• Document excerpt:

%%

In the ideal case, a peak will have a Gaussian shape and the peak maximum is defined as the retention time of a particular sample component. It is, in fact, a mean value. Peak broadening is related to the fact that each component represents a large number of identical but individual molecules.

Peak broadening can be regarded as a property of a certain column. The ability to produce narrow peaks is called the efficiency of a column. An efficient column produces (in spite of its longer length) narrow peaks.

Peak symmetry

Definitions and calculations of plate numbers and resolution are based on ideal (Gaussian) peak shapes (fully symmetrical). In practice, peak shape  are often not Gaussian as a result of chromatographic and instrumental effects, including column overloading and adsorption. This is expressed by the asymmetry factor As. In order to determine this factor, which is arbitrary, comparison is made between the left and the right side width, measured at 10% of the peak height from the baseline of the peak. For a symmetrical peak As is equal to 1.0

Peak asymmetry may have undesirable effects on resolution (or separation) and on calculation of peak areas for quantitatative analysis. To describe the actual peak shape we use the asymmetry factor As. For a new column under ideal conditions, the asymmetry value generally lies between 0.9 and 1.2 .

Calculating the asymmetry factor of a peak:
At 10% of the peak height, a line is drawn parallel to the baseline, which is rectangular on the perpendicular bisector. The asymmetry factor is the distance, b, from the perpendicular bisector to the tail of the peak, divided by the distance of the perpendicular bisector from the front of the peak, a.  Thus,  As = b / a . If the peak is symmetrical, then the asymmetry factor is 1.0.  If  As> 1 the peak is tailing. If < 1 the peak is fronting or leading.

%%

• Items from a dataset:
%%

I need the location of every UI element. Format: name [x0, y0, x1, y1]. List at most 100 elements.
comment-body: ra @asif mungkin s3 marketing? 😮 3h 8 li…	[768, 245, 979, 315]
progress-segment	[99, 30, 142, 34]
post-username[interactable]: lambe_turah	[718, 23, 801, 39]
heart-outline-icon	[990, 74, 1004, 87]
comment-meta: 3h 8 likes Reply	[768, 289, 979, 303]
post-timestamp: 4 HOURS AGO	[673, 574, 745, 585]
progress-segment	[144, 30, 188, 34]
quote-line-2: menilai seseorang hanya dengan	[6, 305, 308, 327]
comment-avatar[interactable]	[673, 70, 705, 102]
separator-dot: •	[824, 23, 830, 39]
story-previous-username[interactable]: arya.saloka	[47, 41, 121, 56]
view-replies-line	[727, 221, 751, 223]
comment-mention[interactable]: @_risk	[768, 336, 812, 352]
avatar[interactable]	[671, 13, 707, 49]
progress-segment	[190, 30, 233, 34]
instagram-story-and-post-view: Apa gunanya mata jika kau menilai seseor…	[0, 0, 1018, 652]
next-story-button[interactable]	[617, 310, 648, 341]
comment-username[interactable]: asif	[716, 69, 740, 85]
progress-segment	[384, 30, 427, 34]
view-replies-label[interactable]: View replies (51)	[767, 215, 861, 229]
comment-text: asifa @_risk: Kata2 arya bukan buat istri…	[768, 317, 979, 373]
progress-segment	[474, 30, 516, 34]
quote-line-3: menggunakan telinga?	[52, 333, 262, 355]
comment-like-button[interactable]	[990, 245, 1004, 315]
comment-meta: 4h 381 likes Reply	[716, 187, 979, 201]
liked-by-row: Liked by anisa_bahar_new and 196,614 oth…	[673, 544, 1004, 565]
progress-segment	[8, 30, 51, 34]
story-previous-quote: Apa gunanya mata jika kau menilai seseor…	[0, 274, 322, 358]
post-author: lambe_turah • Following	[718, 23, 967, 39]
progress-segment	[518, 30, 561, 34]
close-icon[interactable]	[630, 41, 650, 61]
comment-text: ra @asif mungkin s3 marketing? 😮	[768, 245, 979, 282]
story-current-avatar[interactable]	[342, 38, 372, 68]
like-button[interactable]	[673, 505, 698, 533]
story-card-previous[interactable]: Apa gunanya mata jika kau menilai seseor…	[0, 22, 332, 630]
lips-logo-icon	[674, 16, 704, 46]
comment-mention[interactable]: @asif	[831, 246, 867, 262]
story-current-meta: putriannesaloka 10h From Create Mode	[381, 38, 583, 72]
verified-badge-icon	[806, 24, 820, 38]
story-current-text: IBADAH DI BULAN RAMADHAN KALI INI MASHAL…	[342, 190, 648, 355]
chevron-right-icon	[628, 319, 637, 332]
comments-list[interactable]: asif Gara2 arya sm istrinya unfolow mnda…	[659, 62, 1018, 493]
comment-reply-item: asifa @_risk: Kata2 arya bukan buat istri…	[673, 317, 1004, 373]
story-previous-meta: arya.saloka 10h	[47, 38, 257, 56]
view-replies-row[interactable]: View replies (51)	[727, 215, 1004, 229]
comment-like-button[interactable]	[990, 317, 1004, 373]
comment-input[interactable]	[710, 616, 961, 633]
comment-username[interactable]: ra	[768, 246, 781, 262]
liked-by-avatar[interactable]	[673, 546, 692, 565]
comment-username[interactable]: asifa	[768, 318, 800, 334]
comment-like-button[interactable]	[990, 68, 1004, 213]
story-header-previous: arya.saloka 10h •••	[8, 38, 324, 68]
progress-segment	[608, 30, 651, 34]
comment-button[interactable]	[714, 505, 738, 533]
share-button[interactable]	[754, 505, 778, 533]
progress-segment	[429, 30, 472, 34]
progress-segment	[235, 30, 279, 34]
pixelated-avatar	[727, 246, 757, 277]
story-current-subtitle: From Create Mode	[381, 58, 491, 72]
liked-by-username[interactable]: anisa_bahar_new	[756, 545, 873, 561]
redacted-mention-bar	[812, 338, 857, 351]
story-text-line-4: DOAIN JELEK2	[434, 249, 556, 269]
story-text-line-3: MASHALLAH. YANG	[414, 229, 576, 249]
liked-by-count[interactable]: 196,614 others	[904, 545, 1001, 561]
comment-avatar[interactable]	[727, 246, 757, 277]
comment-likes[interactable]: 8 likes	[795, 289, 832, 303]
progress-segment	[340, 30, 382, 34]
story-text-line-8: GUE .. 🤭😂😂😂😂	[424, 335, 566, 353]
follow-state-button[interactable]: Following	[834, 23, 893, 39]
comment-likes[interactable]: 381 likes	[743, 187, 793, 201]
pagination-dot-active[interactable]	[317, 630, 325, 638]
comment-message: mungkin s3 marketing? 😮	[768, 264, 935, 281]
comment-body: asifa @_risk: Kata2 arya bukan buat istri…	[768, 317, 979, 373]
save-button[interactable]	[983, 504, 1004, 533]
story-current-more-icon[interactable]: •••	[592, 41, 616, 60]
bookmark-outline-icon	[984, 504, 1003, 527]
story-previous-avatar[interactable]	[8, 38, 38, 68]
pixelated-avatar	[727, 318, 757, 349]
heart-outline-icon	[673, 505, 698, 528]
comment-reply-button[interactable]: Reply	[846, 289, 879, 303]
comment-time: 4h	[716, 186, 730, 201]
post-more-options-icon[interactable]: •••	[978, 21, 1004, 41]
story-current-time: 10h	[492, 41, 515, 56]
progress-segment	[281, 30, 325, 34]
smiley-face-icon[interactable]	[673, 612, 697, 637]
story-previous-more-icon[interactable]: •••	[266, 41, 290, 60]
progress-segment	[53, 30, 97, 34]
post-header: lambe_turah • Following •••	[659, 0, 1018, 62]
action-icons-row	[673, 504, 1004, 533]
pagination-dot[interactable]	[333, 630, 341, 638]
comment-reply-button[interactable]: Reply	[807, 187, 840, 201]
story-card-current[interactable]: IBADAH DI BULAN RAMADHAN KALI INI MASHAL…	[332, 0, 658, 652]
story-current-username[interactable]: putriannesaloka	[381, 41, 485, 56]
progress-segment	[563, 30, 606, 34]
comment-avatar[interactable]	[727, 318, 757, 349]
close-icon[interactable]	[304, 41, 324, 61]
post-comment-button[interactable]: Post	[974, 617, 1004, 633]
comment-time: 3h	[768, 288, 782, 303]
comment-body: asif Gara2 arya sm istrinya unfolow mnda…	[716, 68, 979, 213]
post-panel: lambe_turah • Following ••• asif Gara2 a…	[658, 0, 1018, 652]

%%

• To do:
**a)** According to the text on chromatographic peaks, within what range does the asymmetry value of a new column under ideal conditions generally lie?
**b)** Restate as a bulleted list the paragraph of the text on chromatographic peaks that begins "Peak asymmetry may have undesirable effects," keeping its main facts.
**c)** Transcribe the passage of the text on chromatographic peaks from "In the ideal" up to and including "identical but individual molecules.", word for word.
The data are independent of the text on chromatographic peaks and bear no relation to it.

• Solved tasks:
**a)** It generally lies between 0.9 and 1.2.

**b)**
- Peak asymmetry can adversely affect resolution (separation) and the calculation of peak areas for quantitative analysis.
- The asymmetry factor As is used to describe the actual peak shape.
- For a new column under ideal conditions, As generally lies between 0.9 and 1.2.

**c)**
In the ideal case, a peak will have a Gaussian shape and the peak maximum is defined as the retention time of a particular sample component. It is, in fact, a mean value. Peak broadening is related to the fact that each component represents a large number of identical but individual molecules.